- What needs to be done -
Find the word "Applicants" in the data. Return every line where it appears.

— Start of Supplied information —

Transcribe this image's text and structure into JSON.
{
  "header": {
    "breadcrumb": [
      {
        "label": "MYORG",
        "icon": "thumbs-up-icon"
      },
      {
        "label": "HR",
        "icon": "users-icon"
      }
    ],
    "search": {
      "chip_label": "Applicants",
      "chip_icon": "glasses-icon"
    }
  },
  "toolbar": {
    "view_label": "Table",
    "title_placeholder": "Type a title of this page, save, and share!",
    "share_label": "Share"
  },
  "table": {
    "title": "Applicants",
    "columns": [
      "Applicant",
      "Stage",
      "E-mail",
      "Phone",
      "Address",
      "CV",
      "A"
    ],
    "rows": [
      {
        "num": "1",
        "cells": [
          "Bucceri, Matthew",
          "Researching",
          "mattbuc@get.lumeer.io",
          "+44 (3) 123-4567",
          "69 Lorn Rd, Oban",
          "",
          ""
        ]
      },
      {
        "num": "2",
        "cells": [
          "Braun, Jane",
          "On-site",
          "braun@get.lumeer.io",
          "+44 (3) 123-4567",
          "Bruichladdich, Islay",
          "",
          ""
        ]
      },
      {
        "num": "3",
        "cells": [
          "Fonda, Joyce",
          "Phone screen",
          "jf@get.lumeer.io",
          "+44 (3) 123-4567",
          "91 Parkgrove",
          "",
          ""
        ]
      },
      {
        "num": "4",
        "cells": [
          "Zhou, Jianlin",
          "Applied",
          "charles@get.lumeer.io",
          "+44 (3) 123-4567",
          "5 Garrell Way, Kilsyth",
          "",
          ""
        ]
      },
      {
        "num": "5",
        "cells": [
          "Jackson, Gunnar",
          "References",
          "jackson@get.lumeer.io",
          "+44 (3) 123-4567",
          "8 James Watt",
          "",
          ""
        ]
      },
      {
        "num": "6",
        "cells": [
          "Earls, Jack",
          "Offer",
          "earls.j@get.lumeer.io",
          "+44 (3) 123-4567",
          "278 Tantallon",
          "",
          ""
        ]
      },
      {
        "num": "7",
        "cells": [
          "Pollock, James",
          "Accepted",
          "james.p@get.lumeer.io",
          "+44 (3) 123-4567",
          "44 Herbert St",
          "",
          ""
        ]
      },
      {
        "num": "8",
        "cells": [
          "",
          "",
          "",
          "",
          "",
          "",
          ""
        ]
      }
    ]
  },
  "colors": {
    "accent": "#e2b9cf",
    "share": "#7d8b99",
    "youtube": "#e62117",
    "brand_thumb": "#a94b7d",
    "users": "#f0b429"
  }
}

— End of Supplied information —
— Start of Supplied information —

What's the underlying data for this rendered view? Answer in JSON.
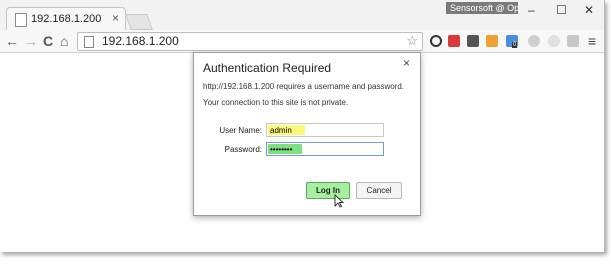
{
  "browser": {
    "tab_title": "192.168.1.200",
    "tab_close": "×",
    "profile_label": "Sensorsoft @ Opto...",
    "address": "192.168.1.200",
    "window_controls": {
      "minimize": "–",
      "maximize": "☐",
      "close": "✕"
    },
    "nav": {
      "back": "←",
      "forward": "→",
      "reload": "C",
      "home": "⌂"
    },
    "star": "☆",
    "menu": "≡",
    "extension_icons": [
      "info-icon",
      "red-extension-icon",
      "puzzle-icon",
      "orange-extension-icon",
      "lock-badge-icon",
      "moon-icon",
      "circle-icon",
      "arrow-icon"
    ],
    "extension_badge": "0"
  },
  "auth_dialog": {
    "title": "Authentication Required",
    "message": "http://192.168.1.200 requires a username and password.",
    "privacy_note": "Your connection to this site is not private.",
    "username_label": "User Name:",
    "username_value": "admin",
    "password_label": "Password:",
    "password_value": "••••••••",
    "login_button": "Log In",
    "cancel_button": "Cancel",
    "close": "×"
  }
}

— End of Supplied information —

- Expected answer -
      "chip_label": "Applicants",
    "title": "Applicants",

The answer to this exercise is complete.